— start Supplied data —

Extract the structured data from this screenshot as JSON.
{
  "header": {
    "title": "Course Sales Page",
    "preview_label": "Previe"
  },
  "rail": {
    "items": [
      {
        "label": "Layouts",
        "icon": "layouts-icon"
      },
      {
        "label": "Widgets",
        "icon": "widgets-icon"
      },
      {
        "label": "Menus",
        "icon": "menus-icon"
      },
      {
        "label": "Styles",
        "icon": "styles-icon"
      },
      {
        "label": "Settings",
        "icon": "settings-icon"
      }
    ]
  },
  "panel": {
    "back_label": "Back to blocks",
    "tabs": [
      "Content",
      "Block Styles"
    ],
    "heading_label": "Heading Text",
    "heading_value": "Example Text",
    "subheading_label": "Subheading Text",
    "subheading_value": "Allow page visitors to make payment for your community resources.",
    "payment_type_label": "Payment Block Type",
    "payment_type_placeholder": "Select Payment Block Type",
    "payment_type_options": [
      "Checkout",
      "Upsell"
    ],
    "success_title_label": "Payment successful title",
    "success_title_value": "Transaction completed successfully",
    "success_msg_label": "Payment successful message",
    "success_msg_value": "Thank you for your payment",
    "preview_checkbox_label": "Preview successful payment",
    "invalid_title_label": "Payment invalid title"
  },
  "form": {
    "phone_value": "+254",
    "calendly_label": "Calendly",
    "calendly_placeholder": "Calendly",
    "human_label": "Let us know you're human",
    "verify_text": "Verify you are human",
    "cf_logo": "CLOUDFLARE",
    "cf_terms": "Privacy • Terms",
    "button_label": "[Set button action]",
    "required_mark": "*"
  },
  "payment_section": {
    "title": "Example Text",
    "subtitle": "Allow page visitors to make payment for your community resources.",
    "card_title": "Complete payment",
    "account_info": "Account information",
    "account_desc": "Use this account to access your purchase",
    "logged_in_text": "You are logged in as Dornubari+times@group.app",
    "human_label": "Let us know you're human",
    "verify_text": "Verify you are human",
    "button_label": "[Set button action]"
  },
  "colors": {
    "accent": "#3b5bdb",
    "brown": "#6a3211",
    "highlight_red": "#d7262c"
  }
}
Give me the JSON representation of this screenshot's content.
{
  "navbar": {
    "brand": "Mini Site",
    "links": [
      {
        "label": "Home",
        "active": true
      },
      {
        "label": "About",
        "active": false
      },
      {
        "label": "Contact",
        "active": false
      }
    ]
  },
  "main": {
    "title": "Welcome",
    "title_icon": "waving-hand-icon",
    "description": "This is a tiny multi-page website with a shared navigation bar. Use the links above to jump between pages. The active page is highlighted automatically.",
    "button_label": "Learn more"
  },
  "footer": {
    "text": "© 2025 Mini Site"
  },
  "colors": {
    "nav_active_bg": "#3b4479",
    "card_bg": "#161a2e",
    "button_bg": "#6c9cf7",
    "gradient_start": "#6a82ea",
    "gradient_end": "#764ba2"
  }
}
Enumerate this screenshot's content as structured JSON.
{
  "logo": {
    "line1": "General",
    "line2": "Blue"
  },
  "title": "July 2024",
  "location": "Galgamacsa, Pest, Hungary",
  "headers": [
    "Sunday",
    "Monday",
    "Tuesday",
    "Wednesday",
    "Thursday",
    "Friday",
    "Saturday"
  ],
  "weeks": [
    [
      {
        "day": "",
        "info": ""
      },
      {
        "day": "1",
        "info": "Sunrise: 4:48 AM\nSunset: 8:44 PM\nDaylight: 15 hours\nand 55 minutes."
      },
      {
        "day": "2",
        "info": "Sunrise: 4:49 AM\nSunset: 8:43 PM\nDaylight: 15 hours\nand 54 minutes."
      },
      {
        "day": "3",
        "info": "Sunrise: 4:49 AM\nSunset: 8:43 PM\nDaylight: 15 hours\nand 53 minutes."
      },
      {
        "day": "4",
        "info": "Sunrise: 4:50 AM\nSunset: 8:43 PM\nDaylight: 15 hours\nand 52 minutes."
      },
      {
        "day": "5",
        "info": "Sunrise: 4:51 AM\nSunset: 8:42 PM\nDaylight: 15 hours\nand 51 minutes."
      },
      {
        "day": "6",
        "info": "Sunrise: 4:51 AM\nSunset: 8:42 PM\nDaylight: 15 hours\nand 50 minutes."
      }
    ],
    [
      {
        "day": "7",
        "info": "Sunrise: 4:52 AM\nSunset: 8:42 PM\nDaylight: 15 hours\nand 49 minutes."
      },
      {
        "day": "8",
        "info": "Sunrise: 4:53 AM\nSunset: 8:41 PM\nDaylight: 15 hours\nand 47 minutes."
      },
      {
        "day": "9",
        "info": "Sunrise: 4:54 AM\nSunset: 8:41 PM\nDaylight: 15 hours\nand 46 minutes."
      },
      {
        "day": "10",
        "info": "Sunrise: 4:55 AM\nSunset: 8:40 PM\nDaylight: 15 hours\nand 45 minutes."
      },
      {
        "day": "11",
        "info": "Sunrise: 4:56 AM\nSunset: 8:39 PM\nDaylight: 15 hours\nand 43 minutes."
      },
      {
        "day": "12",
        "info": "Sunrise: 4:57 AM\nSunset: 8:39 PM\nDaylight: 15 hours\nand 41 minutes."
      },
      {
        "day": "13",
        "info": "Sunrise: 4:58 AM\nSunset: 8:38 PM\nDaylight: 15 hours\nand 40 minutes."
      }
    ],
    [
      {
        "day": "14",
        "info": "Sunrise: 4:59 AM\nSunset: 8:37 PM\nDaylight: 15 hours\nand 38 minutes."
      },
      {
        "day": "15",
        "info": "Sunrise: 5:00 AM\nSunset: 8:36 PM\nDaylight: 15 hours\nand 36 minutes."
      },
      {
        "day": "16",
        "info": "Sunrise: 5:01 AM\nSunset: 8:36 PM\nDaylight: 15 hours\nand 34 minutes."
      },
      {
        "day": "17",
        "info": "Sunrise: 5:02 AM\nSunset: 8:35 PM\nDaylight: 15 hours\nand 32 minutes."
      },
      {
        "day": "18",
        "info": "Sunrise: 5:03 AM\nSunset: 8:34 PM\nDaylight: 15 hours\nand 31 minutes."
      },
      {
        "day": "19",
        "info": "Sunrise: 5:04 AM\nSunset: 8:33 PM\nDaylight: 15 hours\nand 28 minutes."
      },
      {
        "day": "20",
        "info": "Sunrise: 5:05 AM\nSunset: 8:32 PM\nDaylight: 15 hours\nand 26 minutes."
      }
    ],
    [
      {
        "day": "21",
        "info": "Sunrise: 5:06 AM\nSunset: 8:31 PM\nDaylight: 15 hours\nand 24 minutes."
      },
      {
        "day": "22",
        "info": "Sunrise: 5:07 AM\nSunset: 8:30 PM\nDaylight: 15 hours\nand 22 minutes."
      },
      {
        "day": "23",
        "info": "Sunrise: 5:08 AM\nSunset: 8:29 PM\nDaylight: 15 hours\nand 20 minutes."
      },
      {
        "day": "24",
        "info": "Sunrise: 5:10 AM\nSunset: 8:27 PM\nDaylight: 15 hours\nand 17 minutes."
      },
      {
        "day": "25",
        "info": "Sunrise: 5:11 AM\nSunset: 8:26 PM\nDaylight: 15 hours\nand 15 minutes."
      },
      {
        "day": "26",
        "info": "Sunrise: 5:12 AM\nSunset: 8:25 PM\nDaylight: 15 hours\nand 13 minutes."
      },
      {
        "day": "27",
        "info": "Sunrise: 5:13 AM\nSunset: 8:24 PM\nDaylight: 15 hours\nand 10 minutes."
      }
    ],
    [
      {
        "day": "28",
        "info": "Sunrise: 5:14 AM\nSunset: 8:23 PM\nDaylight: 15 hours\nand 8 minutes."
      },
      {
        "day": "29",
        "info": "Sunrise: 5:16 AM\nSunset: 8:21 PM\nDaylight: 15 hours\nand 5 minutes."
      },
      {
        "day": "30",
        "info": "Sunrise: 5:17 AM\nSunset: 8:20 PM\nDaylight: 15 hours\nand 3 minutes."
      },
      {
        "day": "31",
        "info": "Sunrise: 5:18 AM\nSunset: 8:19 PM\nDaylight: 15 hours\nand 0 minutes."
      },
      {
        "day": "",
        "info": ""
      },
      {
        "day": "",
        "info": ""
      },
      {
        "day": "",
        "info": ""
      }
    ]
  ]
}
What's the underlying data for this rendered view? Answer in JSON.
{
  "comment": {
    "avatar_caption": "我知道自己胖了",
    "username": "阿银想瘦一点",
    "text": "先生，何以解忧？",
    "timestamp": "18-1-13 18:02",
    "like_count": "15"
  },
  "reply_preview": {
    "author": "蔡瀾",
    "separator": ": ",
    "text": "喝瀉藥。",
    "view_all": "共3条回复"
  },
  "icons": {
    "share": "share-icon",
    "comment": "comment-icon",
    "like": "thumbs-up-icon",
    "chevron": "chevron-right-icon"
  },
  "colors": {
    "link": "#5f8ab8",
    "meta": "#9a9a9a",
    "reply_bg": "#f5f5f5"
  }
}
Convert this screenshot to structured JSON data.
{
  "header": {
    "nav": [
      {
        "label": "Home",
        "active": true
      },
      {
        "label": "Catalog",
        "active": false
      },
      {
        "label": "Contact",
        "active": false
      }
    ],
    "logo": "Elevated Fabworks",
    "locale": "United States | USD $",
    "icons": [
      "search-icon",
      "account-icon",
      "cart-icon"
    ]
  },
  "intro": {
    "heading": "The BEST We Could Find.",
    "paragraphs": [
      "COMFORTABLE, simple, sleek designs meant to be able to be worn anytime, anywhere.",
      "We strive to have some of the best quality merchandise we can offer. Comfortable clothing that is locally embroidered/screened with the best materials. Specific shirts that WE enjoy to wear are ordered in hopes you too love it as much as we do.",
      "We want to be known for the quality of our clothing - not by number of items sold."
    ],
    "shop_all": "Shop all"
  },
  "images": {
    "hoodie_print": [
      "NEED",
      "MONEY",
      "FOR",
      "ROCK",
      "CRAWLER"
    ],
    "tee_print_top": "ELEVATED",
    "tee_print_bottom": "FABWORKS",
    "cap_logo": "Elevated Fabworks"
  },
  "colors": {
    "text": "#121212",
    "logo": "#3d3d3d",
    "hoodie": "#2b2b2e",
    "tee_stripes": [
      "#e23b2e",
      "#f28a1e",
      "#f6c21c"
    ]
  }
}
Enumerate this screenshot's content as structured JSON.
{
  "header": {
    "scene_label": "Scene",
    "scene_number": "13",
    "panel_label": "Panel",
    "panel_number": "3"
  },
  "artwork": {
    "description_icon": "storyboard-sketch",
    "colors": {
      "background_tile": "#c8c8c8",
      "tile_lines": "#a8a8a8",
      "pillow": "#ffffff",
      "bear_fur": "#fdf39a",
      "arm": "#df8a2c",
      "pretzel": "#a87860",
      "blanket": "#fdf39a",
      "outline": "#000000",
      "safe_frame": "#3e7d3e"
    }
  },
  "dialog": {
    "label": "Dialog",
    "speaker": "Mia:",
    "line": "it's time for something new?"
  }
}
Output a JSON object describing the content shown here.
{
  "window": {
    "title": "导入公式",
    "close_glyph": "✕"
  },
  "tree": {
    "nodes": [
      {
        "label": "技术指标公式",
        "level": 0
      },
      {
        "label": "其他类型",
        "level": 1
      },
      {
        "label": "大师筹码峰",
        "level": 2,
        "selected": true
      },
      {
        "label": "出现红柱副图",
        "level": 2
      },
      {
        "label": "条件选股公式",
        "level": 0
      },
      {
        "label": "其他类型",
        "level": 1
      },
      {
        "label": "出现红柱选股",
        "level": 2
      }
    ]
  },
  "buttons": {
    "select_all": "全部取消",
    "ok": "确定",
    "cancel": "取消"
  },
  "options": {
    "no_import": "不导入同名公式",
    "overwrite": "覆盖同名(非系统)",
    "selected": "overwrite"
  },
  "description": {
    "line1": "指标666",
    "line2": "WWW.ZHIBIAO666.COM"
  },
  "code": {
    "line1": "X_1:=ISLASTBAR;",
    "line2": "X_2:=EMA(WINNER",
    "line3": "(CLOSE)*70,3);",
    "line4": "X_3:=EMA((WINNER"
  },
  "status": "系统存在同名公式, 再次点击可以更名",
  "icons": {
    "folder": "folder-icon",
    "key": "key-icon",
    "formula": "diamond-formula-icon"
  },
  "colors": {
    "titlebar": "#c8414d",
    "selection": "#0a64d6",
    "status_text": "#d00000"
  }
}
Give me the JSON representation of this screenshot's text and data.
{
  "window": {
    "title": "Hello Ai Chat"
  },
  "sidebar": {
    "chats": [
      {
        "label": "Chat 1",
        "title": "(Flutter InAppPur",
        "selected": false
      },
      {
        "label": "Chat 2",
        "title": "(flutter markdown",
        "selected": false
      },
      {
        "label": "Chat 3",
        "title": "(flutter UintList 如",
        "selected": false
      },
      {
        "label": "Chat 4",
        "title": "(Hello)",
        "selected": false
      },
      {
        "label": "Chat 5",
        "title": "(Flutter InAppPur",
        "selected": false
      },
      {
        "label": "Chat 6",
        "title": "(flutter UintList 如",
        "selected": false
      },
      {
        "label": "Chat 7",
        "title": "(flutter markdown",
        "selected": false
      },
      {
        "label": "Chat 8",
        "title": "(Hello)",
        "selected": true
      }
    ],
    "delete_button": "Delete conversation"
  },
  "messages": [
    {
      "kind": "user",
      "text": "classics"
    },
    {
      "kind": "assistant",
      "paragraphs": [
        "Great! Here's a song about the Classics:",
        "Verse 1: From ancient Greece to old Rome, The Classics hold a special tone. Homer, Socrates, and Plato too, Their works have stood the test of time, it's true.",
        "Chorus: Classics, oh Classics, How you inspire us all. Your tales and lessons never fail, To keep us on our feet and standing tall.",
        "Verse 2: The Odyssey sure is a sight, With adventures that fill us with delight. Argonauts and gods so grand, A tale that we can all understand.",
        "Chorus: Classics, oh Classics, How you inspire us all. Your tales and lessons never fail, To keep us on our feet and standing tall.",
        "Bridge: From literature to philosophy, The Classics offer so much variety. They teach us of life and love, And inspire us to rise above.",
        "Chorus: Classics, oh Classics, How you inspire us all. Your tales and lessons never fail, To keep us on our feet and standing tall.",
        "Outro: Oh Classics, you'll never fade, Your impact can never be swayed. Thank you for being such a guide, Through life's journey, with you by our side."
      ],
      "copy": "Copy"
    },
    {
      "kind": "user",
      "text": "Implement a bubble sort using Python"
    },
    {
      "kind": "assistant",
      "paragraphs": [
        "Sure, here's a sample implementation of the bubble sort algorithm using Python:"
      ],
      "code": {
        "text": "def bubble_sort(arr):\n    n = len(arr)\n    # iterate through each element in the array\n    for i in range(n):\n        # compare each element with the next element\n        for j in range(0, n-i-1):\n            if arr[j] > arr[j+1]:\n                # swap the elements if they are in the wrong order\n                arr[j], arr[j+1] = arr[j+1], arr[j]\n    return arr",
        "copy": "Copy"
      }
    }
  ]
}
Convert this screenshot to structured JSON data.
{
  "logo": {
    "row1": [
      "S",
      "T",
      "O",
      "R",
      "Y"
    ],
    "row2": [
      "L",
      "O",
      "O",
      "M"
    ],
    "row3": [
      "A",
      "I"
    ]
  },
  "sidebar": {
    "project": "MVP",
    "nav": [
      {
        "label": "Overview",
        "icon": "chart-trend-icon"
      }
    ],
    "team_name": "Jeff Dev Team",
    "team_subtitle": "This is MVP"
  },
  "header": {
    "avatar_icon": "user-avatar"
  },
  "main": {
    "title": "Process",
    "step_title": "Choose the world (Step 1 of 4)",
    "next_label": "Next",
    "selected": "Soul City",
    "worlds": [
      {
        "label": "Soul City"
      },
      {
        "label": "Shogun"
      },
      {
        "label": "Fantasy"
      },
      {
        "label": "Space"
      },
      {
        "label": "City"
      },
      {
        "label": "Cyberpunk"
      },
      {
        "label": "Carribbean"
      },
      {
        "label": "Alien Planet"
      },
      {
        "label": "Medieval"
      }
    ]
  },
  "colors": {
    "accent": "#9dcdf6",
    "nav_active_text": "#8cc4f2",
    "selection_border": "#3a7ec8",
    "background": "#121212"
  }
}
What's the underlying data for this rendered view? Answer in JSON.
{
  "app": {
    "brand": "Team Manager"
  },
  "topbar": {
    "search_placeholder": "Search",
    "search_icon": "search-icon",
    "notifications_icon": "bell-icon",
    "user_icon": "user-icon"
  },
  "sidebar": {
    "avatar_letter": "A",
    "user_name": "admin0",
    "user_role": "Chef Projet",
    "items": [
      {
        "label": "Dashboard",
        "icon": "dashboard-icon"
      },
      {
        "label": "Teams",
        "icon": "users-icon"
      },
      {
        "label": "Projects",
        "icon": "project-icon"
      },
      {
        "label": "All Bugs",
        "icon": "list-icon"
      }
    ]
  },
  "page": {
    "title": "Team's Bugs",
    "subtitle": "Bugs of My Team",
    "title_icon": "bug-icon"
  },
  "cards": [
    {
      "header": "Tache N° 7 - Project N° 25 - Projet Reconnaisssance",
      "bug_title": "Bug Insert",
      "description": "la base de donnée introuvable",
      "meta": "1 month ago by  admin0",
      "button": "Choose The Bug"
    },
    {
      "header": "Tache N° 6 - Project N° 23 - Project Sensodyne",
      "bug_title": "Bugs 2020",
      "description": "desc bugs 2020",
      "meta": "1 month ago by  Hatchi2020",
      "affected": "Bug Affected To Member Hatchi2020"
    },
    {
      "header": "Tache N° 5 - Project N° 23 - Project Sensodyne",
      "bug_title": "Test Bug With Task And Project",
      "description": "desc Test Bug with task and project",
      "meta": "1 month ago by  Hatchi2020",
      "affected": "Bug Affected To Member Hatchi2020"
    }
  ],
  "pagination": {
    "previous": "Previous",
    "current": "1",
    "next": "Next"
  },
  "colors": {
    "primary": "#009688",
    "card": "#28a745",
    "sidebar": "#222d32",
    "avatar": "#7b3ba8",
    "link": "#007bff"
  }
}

— end Supplied data —

## The exercise
Search the entries for the word "offer" and gather every line where it appears.

## In response
      "We strive to have some of the best quality merchandise we can offer. Comfortable clothing that is locally embroidered/screened with the best materials. Specific shirts that WE enjoy to wear are ordered in hopes you too love it as much as we do.",
        "Bridge: From literature to philosophy, The Classics offer so much variety. They teach us of life and love, And inspire us to rise above.",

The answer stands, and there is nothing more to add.